→ RECORDS FOR THE TASK:
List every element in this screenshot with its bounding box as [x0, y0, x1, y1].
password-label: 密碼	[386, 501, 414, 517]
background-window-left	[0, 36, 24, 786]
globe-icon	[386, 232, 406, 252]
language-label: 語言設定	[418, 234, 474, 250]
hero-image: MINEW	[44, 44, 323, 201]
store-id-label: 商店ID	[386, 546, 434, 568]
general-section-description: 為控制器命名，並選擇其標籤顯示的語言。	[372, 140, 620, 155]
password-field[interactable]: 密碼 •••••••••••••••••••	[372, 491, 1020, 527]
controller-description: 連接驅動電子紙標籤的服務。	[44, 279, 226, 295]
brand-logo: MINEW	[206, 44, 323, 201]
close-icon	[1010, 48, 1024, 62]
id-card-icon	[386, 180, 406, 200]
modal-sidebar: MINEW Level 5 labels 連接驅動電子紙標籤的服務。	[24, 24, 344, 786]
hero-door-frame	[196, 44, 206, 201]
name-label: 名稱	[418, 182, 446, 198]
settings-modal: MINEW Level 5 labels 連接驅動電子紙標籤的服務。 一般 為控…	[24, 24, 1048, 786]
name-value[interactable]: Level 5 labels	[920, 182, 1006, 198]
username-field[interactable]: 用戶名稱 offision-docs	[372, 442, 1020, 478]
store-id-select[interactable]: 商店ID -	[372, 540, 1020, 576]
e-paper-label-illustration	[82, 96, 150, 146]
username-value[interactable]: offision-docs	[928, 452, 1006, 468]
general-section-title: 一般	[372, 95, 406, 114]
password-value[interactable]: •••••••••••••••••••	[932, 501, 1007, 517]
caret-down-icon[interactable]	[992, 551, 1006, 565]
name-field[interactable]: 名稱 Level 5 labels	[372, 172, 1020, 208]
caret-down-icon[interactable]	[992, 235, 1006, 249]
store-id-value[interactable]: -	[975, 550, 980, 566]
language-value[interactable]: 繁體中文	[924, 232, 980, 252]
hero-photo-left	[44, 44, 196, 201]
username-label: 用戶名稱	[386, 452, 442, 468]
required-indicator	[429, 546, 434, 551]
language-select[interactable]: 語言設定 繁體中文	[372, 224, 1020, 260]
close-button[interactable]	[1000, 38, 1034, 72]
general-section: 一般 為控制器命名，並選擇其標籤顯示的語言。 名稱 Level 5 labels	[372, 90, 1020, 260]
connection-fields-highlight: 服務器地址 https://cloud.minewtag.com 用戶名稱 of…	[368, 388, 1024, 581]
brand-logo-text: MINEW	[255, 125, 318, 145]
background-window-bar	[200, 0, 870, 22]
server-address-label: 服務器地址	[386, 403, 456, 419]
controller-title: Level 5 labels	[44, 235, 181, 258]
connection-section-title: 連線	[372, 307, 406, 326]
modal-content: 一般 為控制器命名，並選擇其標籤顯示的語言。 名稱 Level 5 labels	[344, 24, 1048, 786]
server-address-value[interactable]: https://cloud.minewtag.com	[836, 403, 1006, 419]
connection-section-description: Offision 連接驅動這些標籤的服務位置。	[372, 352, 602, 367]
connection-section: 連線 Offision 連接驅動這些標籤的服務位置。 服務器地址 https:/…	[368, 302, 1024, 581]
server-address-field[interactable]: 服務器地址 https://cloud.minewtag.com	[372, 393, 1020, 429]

→ WHAT THE TASK REQUIRES:
Lay out the listing above as a Markdown table with the columns "Row" and "Entry". Number each line in order and skip any blank lines.

→ RESPONSE:
| Row | Entry |
|---|---|
| 1 | List every element in this screenshot with its bounding box as [x0, y0, x1, y1]. |
| 2 | password-label: 密碼	[386, 501, 414, 517] |
| 3 | background-window-left	[0, 36, 24, 786] |
| 4 | globe-icon	[386, 232, 406, 252] |
| 5 | language-label: 語言設定	[418, 234, 474, 250] |
| 6 | hero-image: MINEW	[44, 44, 323, 201] |
| 7 | store-id-label: 商店ID	[386, 546, 434, 568] |
| 8 | general-section-description: 為控制器命名，並選擇其標籤顯示的語言。	[372, 140, 620, 155] |
| 9 | password-field[interactable]: 密碼 •••••••••••••••••••	[372, 491, 1020, 527] |
| 10 | controller-description: 連接驅動電子紙標籤的服務。	[44, 279, 226, 295] |
| 11 | brand-logo: MINEW	[206, 44, 323, 201] |
| 12 | close-icon	[1010, 48, 1024, 62] |
| 13 | id-card-icon	[386, 180, 406, 200] |
| 14 | modal-sidebar: MINEW Level 5 labels 連接驅動電子紙標籤的服務。	[24, 24, 344, 786] |
| 15 | hero-door-frame	[196, 44, 206, 201] |
| 16 | name-label: 名稱	[418, 182, 446, 198] |
| 17 | settings-modal: MINEW Level 5 labels 連接驅動電子紙標籤的服務。 一般 為控…	[24, 24, 1048, 786] |
| 18 | name-value[interactable]: Level 5 labels	[920, 182, 1006, 198] |
| 19 | username-field[interactable]: 用戶名稱 offision-docs	[372, 442, 1020, 478] |
| 20 | store-id-select[interactable]: 商店ID -	[372, 540, 1020, 576] |
| 21 | e-paper-label-illustration	[82, 96, 150, 146] |
| 22 | username-value[interactable]: offision-docs	[928, 452, 1006, 468] |
| 23 | general-section-title: 一般	[372, 95, 406, 114] |
| 24 | password-value[interactable]: •••••••••••••••••••	[932, 501, 1007, 517] |
| 25 | caret-down-icon[interactable]	[992, 551, 1006, 565] |
| 26 | name-field[interactable]: 名稱 Level 5 labels	[372, 172, 1020, 208] |
| 27 | caret-down-icon[interactable]	[992, 235, 1006, 249] |
| 28 | store-id-value[interactable]: -	[975, 550, 980, 566] |
| 29 | language-value[interactable]: 繁體中文	[924, 232, 980, 252] |
| 30 | hero-photo-left	[44, 44, 196, 201] |
| 31 | username-label: 用戶名稱	[386, 452, 442, 468] |
| 32 | required-indicator	[429, 546, 434, 551] |
| 33 | language-select[interactable]: 語言設定 繁體中文	[372, 224, 1020, 260] |
| 34 | close-button[interactable]	[1000, 38, 1034, 72] |
| 35 | general-section: 一般 為控制器命名，並選擇其標籤顯示的語言。 名稱 Level 5 labels	[372, 90, 1020, 260] |
| 36 | connection-fields-highlight: 服務器地址 https://cloud.minewtag.com 用戶名稱 of…	[368, 388, 1024, 581] |
| 37 | brand-logo-text: MINEW	[255, 125, 318, 145] |
| 38 | background-window-bar	[200, 0, 870, 22] |
| 39 | server-address-label: 服務器地址	[386, 403, 456, 419] |
| 40 | controller-title: Level 5 labels	[44, 235, 181, 258] |
| 41 | connection-section-title: 連線	[372, 307, 406, 326] |
| 42 | modal-content: 一般 為控制器命名，並選擇其標籤顯示的語言。 名稱 Level 5 labels	[344, 24, 1048, 786] |
| 43 | server-address-value[interactable]: https://cloud.minewtag.com	[836, 403, 1006, 419] |
| 44 | connection-section-description: Offision 連接驅動這些標籤的服務位置。	[372, 352, 602, 367] |
| 45 | connection-section: 連線 Offision 連接驅動這些標籤的服務位置。 服務器地址 https:/…	[368, 302, 1024, 581] |
| 46 | server-address-field[interactable]: 服務器地址 https://cloud.minewtag.com	[372, 393, 1020, 429] |